SHORT PROBLEM: Filter the data below for the string "shown" and copy each matching line.

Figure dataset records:
::::::
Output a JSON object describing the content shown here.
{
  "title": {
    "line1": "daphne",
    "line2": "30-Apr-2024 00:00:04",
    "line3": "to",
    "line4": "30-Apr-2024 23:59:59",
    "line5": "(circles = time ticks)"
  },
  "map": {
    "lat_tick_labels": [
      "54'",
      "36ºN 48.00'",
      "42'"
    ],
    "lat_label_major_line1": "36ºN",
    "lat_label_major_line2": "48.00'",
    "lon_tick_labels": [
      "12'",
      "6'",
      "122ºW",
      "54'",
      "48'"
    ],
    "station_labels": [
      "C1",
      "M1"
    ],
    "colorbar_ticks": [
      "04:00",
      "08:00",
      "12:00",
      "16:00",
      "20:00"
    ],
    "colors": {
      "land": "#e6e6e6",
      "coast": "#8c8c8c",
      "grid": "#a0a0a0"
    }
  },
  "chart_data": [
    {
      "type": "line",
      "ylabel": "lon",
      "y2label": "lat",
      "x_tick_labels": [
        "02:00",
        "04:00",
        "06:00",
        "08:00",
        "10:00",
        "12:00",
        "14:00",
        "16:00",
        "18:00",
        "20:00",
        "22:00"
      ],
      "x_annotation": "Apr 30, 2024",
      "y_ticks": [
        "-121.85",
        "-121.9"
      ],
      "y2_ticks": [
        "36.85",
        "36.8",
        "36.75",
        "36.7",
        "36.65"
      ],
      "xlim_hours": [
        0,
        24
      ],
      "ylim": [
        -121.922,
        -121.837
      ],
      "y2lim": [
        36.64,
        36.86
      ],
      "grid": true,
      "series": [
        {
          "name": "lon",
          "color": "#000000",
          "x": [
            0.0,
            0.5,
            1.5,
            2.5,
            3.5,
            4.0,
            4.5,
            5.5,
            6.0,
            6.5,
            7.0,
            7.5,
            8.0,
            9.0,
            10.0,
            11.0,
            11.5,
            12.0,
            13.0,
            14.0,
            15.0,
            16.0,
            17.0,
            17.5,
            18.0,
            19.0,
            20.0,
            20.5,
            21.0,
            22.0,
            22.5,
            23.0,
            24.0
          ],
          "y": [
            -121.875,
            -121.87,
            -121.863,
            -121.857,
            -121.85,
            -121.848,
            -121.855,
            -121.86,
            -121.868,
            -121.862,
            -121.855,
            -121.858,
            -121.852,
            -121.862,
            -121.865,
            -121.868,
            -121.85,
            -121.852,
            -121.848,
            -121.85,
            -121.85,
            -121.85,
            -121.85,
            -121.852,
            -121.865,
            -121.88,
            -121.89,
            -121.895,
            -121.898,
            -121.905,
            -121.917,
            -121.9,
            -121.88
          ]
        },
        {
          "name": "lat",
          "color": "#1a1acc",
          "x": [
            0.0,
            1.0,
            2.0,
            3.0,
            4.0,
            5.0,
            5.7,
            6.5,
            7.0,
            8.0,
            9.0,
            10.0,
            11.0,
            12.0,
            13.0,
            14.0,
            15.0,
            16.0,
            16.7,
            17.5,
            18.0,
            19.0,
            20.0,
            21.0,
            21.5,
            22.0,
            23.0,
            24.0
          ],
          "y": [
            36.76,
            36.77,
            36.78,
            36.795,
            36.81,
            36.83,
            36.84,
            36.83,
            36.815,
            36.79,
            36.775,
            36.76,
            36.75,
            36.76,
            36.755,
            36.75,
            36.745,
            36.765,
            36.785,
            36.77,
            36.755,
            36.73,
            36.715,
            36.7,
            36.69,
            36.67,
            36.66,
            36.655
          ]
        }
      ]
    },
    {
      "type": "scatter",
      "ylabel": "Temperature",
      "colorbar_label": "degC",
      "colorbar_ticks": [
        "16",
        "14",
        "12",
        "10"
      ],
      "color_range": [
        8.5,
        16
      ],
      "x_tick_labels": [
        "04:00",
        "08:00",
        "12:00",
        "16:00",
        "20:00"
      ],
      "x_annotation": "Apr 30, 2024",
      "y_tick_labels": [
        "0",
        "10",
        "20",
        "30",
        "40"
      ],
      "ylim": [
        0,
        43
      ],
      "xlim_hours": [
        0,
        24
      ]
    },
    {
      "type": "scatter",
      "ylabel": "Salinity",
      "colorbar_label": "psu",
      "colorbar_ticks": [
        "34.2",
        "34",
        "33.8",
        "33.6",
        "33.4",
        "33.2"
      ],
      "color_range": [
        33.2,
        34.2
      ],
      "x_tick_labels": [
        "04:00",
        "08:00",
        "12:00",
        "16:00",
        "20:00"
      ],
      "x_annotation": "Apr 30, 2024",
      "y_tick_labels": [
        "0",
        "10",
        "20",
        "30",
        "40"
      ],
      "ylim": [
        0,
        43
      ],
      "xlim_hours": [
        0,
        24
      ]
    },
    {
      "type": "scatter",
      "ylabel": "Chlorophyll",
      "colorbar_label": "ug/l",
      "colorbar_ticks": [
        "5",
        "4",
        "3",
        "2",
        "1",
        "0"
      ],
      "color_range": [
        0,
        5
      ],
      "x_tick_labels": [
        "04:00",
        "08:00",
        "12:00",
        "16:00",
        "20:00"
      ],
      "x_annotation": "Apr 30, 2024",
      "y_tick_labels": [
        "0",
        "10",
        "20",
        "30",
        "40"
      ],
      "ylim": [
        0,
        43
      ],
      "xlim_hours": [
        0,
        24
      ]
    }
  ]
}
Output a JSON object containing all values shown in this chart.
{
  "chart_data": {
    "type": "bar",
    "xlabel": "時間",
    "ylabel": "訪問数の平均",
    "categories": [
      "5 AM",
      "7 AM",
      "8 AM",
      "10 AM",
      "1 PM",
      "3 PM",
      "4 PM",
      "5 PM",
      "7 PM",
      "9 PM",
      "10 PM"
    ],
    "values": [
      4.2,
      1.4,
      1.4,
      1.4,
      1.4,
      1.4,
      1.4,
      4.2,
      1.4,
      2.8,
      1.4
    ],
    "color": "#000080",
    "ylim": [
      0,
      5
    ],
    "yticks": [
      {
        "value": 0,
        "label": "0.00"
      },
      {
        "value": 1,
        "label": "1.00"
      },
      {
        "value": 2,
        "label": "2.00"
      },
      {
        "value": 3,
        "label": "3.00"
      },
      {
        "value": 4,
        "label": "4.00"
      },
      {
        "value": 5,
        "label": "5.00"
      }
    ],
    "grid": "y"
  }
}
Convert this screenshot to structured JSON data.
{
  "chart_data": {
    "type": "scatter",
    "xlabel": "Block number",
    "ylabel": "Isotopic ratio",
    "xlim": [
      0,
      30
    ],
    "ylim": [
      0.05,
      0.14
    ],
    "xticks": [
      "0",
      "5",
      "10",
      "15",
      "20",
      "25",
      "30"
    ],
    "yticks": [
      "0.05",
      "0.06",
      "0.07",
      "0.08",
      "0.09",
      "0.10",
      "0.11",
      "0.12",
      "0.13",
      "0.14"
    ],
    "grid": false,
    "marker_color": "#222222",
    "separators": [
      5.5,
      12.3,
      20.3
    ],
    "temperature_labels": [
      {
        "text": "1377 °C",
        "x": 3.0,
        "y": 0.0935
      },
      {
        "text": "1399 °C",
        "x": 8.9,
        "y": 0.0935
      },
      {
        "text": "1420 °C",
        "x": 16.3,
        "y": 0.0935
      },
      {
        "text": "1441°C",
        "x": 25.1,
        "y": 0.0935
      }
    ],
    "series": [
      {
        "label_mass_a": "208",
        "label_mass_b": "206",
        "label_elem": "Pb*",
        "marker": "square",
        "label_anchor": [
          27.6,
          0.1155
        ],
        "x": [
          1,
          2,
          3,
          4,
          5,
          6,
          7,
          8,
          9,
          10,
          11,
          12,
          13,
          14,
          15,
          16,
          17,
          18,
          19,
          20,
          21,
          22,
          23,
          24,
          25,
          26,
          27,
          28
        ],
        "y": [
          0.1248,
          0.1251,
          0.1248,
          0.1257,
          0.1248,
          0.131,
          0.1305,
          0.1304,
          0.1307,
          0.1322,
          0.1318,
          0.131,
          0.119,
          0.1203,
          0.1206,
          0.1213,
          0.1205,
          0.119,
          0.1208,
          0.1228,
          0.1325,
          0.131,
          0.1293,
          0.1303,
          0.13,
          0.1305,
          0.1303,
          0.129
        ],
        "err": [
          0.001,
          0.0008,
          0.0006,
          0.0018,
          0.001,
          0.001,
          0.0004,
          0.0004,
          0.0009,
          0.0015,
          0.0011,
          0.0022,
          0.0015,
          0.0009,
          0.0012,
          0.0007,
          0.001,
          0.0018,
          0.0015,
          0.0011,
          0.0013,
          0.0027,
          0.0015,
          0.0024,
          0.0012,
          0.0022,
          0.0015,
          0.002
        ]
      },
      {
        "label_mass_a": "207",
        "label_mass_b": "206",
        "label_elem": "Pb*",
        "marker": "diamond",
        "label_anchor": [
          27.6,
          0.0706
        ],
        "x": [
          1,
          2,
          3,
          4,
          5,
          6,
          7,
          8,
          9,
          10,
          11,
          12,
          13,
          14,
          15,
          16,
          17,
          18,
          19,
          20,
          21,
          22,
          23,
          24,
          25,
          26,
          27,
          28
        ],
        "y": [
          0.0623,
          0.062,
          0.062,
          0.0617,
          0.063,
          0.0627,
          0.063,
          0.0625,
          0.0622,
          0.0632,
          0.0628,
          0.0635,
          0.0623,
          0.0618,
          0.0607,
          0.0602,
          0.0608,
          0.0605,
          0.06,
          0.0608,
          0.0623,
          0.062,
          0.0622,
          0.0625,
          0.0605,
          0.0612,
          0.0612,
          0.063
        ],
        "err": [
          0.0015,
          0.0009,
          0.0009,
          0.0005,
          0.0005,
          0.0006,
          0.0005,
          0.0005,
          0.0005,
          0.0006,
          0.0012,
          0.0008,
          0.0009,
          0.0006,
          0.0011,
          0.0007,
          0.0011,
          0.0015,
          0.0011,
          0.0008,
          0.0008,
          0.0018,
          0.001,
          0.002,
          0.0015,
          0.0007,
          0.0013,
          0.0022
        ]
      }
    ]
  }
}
::::::
THE OUTPUT:
Output a JSON object describing the content shown here.
Output a JSON object containing all values shown in this chart.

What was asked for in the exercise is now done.